### [EXERCISE DETAILS]
Each line containing the word "icon" needs to be copied.

## BEGIN

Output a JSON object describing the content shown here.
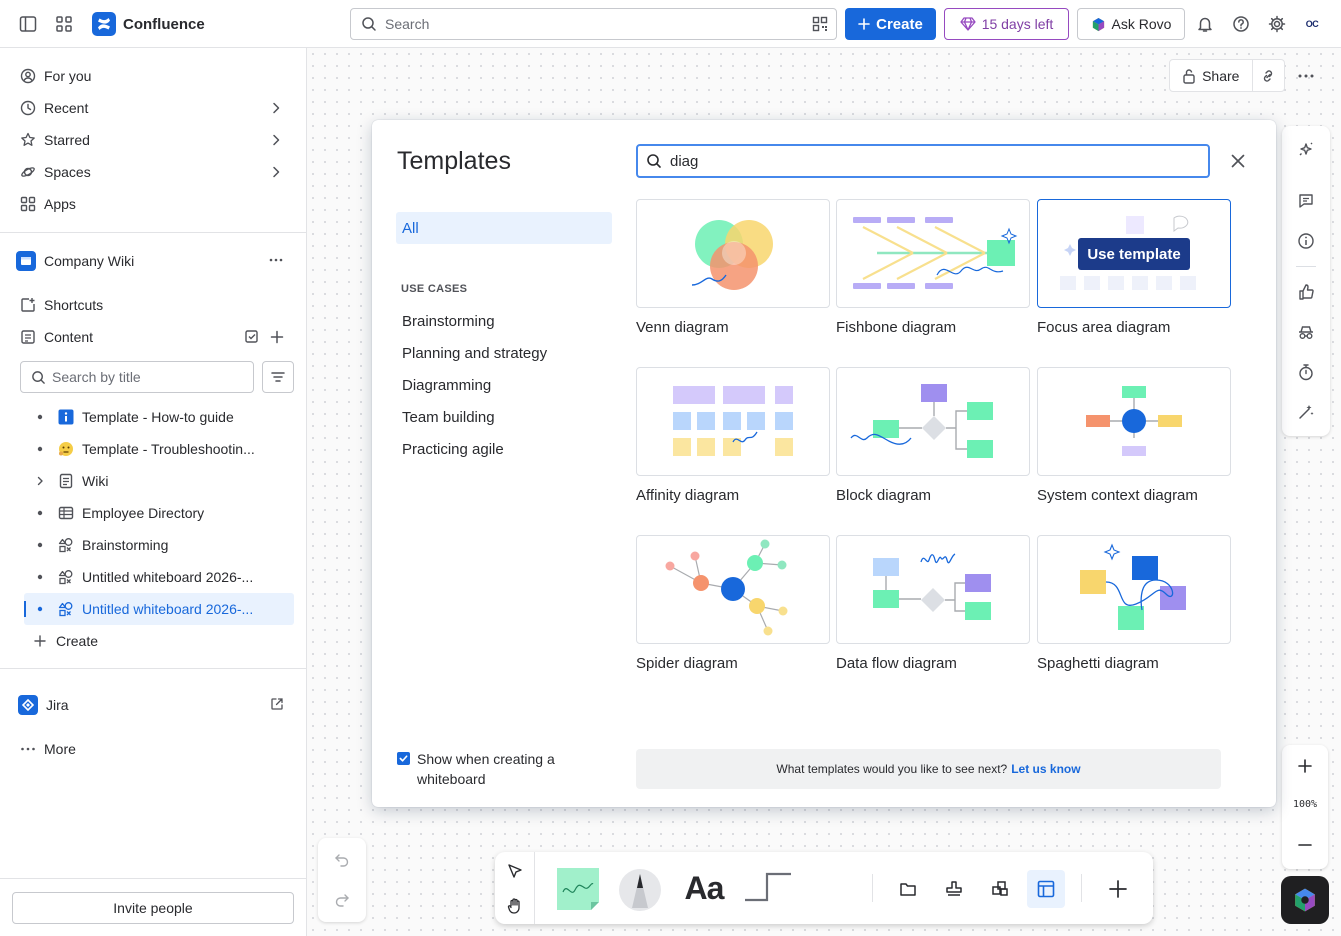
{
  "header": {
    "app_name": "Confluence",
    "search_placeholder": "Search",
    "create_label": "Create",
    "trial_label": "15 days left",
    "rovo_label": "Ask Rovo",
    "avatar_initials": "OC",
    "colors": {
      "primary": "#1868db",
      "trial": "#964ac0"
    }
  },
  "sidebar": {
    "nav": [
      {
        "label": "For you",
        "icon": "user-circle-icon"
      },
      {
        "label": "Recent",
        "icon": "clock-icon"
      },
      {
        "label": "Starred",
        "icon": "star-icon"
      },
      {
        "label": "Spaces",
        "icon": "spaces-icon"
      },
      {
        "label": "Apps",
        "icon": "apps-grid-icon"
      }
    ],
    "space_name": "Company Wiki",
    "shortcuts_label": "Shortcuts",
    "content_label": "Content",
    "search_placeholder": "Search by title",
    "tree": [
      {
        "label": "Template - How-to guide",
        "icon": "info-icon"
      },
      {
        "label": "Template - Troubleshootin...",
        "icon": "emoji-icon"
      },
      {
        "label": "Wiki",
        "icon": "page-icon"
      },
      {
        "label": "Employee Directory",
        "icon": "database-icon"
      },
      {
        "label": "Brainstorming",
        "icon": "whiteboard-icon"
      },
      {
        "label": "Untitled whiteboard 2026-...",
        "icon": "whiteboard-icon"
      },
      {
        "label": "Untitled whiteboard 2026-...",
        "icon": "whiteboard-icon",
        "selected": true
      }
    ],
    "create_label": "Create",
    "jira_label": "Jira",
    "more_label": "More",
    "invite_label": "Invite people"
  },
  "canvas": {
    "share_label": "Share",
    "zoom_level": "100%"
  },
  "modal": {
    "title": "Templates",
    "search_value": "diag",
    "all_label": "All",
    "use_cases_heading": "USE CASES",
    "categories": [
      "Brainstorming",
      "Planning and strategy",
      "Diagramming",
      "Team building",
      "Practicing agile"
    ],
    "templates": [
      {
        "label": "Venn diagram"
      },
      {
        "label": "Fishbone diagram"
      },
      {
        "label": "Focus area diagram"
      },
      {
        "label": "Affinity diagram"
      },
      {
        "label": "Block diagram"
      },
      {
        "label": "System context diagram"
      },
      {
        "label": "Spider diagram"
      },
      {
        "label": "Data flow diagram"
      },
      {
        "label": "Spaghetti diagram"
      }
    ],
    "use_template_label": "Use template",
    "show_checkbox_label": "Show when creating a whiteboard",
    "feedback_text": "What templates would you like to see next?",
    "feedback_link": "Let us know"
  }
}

## END
## BEGIN

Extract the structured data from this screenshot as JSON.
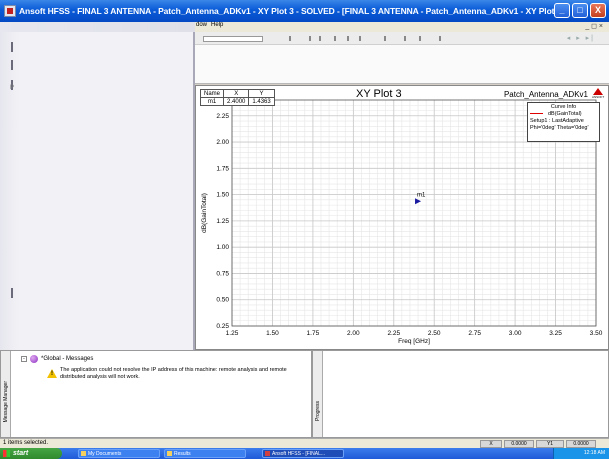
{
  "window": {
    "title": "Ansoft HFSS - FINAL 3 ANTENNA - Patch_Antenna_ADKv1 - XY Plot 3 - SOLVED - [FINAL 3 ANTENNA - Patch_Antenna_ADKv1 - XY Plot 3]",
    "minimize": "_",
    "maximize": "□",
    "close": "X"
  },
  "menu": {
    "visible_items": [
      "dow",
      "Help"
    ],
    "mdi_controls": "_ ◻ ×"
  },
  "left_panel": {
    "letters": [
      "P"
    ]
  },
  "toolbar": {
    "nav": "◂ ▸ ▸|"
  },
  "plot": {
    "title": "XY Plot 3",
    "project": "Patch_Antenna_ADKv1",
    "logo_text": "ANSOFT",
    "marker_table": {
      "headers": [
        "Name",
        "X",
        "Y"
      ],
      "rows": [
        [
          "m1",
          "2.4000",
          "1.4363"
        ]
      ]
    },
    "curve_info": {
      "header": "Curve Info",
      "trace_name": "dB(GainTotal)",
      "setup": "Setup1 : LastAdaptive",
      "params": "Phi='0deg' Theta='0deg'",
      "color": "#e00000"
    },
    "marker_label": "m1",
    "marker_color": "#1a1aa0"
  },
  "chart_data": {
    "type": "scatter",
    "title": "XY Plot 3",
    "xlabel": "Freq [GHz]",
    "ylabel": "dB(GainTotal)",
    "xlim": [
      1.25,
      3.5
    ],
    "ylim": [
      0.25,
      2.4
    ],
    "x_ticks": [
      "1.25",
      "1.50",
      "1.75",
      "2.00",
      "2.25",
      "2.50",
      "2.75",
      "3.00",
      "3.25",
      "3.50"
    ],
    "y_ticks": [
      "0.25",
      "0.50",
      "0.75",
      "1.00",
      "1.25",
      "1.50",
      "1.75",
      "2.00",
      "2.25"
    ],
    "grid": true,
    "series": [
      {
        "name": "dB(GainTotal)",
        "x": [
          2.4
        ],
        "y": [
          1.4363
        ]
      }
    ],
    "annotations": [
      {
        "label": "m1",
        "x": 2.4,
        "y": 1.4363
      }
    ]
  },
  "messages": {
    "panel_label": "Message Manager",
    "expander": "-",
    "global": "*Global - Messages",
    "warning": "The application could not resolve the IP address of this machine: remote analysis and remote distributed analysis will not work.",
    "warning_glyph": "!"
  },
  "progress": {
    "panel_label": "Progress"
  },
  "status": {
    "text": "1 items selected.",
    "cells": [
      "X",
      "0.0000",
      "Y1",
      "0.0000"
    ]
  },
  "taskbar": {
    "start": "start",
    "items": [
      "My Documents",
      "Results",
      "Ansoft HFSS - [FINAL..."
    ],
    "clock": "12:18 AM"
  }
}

## END
## BEGIN

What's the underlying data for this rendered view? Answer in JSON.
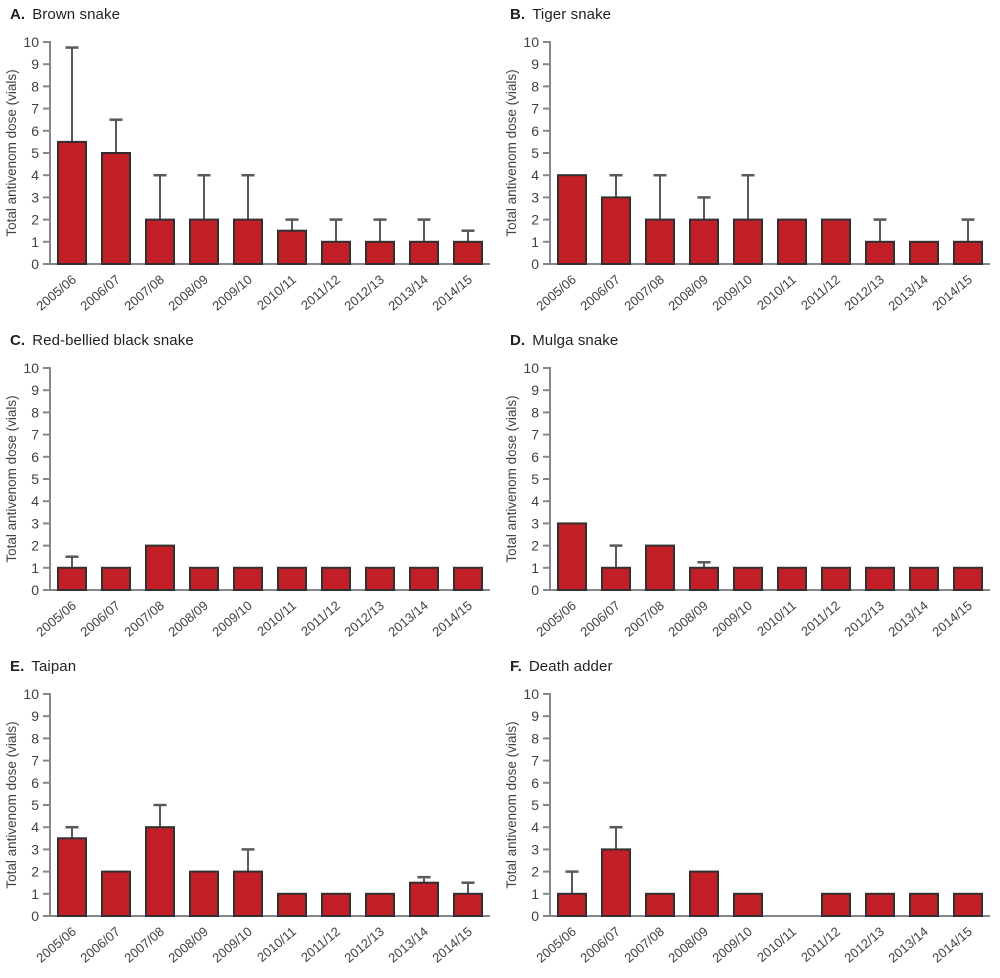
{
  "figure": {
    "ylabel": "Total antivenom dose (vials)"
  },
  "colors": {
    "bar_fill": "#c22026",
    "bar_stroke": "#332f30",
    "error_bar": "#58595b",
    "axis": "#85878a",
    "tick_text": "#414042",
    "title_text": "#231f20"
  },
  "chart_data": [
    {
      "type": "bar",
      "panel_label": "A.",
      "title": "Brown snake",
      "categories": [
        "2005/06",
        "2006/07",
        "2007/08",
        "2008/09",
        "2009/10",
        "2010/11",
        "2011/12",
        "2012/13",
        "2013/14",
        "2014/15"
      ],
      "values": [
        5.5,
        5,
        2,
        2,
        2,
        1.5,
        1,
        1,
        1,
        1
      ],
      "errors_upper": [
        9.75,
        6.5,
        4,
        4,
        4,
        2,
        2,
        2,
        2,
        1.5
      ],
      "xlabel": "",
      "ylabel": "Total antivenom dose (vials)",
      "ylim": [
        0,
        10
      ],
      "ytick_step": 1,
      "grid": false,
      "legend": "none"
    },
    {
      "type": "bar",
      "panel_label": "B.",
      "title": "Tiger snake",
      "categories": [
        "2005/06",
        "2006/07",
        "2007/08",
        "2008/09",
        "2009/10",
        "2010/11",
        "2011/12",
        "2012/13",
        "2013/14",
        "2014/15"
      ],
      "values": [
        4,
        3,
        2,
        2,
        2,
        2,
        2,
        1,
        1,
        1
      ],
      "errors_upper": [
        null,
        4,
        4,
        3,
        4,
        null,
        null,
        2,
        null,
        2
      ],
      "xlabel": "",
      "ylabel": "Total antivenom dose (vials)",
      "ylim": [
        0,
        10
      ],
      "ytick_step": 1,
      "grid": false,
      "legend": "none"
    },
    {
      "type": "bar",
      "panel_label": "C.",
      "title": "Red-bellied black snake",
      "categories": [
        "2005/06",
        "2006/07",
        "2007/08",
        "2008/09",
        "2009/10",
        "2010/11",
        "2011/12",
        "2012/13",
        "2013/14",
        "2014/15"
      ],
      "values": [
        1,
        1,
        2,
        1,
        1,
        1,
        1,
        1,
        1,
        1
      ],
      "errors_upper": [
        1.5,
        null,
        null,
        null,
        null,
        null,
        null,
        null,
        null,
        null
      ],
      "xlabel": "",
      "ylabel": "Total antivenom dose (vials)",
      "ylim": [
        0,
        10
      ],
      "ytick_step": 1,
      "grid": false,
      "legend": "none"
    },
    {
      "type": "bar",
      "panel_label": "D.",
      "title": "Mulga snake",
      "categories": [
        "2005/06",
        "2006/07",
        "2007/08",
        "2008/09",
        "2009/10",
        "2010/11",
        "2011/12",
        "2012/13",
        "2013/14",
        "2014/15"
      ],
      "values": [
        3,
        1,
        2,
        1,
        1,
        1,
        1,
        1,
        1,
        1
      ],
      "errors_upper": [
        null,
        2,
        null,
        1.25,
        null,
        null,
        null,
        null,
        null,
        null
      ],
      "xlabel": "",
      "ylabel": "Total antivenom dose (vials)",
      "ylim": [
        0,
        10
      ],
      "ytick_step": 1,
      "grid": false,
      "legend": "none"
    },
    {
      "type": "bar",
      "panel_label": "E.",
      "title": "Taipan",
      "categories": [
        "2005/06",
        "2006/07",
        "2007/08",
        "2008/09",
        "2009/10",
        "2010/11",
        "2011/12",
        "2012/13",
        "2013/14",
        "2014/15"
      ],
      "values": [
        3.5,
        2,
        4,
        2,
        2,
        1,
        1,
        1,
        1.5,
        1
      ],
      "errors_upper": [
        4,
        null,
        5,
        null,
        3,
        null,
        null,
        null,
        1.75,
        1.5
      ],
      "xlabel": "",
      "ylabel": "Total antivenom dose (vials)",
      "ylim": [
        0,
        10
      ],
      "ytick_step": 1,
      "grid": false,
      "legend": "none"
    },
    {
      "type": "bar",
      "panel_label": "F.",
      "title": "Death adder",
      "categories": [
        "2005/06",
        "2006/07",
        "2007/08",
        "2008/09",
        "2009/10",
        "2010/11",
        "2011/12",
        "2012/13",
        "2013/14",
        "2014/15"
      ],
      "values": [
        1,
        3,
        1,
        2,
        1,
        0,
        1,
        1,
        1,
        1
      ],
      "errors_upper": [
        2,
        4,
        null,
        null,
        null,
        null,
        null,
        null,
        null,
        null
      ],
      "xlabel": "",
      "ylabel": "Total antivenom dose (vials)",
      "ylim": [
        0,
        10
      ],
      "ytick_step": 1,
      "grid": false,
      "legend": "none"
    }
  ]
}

## END

### [FINISHED EXERCISE]
        "icon": "user-circle-icon"
        "icon": "clock-icon"
        "icon": "star-icon"
        "icon": "spaces-icon"
        "icon": "apps-grid-icon"
        "icon": "info-icon"
        "icon": "emoji-icon"
        "icon": "page-icon"
        "icon": "database-icon"
        "icon": "whiteboard-icon"
        "icon": "whiteboard-icon"
        "icon": "whiteboard-icon",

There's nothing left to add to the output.